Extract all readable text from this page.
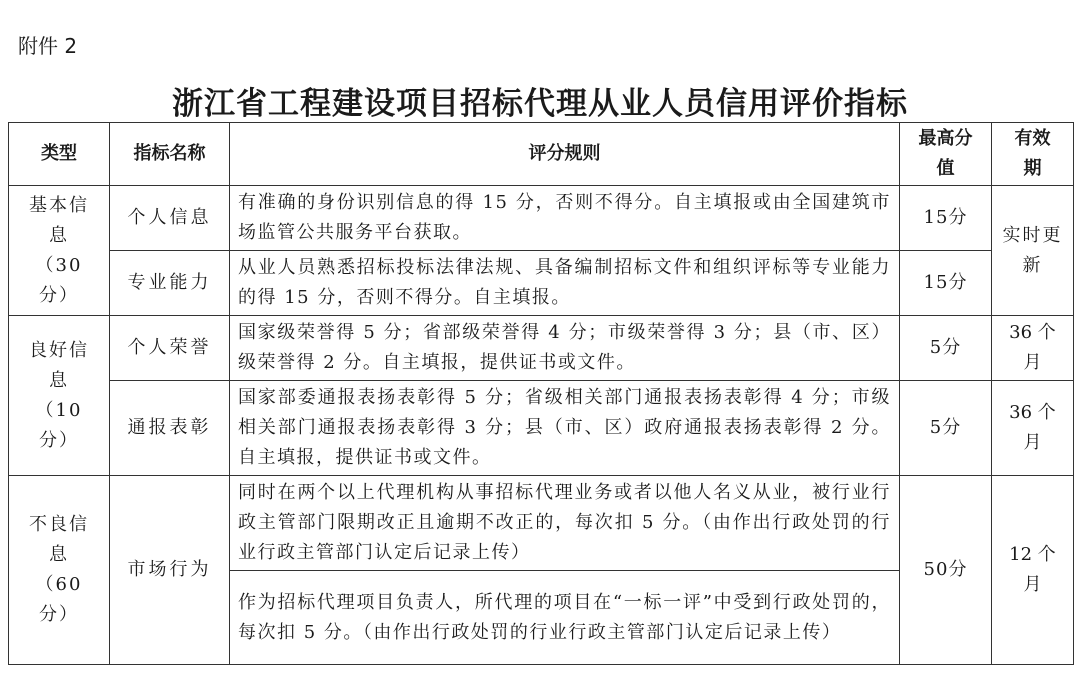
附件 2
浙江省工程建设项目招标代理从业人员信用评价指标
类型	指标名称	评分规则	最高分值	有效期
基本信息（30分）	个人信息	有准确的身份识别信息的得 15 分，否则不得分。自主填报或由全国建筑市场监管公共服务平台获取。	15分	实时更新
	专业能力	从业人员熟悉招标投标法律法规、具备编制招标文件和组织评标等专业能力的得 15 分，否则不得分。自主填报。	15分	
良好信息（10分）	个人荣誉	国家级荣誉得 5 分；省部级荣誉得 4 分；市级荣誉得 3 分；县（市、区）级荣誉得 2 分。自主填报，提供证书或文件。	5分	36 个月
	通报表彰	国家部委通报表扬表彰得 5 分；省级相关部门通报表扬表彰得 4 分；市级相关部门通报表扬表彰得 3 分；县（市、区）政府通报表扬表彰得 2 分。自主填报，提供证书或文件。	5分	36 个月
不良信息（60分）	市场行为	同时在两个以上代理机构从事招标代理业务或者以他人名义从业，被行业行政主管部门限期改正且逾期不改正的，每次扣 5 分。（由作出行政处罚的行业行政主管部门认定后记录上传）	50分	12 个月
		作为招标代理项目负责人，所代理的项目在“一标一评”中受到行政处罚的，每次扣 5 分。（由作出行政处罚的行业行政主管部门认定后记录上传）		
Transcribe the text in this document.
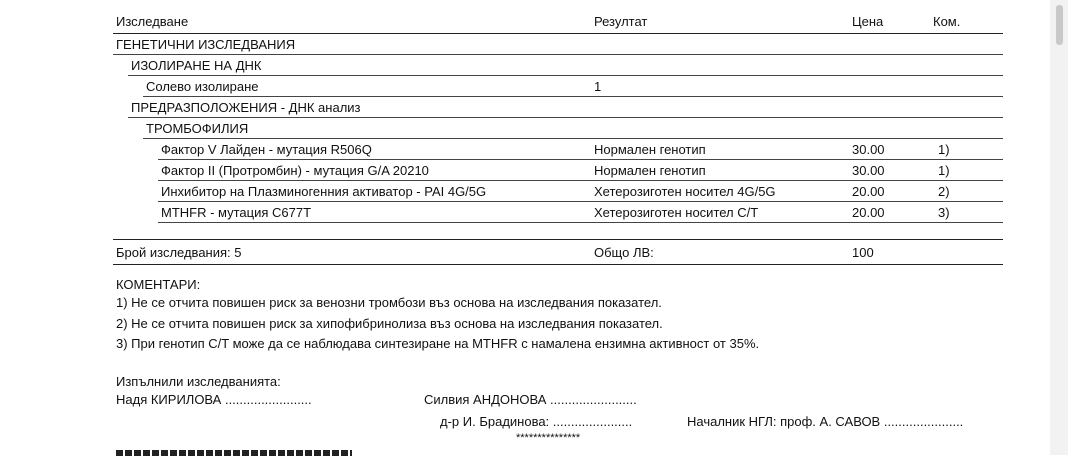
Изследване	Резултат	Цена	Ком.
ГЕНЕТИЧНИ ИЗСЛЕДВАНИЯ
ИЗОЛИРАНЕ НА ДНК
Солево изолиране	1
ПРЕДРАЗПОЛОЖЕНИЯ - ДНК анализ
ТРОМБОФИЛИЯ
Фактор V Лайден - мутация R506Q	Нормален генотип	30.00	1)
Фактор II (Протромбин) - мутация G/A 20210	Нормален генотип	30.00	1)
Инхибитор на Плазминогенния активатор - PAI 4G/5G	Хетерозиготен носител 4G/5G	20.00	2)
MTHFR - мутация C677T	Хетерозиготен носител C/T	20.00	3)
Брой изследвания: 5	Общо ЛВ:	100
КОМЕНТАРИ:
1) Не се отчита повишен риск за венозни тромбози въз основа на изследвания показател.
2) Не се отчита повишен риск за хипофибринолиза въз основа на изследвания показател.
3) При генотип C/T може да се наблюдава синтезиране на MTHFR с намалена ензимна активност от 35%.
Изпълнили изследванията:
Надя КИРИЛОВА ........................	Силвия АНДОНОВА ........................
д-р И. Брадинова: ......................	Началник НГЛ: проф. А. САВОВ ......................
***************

========

- **What the exercise asks**
Pictures in the records must not appear in the copy; transcribe everything else precisely.

- **Result**
Extract all readable text from this page.
附件 2
浙江省工程建设项目招标代理从业人员信用评价指标
类型	指标名称	评分规则	最高分值	有效期
基本信息（30分）	个人信息	有准确的身份识别信息的得 15 分，否则不得分。自主填报或由全国建筑市场监管公共服务平台获取。	15分	实时更新
	专业能力	从业人员熟悉招标投标法律法规、具备编制招标文件和组织评标等专业能力的得 15 分，否则不得分。自主填报。	15分	
良好信息（10分）	个人荣誉	国家级荣誉得 5 分；省部级荣誉得 4 分；市级荣誉得 3 分；县（市、区）级荣誉得 2 分。自主填报，提供证书或文件。	5分	36 个月
	通报表彰	国家部委通报表扬表彰得 5 分；省级相关部门通报表扬表彰得 4 分；市级相关部门通报表扬表彰得 3 分；县（市、区）政府通报表扬表彰得 2 分。自主填报，提供证书或文件。	5分	36 个月
不良信息（60分）	市场行为	同时在两个以上代理机构从事招标代理业务或者以他人名义从业，被行业行政主管部门限期改正且逾期不改正的，每次扣 5 分。（由作出行政处罚的行业行政主管部门认定后记录上传）	50分	12 个月
		作为招标代理项目负责人，所代理的项目在“一标一评”中受到行政处罚的，每次扣 5 分。（由作出行政处罚的行业行政主管部门认定后记录上传）		
Transcribe the text in this document.
Изследване	Резултат	Цена	Ком.
ГЕНЕТИЧНИ ИЗСЛЕДВАНИЯ
ИЗОЛИРАНЕ НА ДНК
Солево изолиране	1
ПРЕДРАЗПОЛОЖЕНИЯ - ДНК анализ
ТРОМБОФИЛИЯ
Фактор V Лайден - мутация R506Q	Нормален генотип	30.00	1)
Фактор II (Протромбин) - мутация G/A 20210	Нормален генотип	30.00	1)
Инхибитор на Плазминогенния активатор - PAI 4G/5G	Хетерозиготен носител 4G/5G	20.00	2)
MTHFR - мутация C677T	Хетерозиготен носител C/T	20.00	3)
Брой изследвания: 5	Общо ЛВ:	100
КОМЕНТАРИ:
1) Не се отчита повишен риск за венозни тромбози въз основа на изследвания показател.
2) Не се отчита повишен риск за хипофибринолиза въз основа на изследвания показател.
3) При генотип C/T може да се наблюдава синтезиране на MTHFR с намалена ензимна активност от 35%.
Изпълнили изследванията:
Надя КИРИЛОВА ........................	Силвия АНДОНОВА ........................
д-р И. Брадинова: ......................	Началник НГЛ: проф. А. САВОВ ......................
***************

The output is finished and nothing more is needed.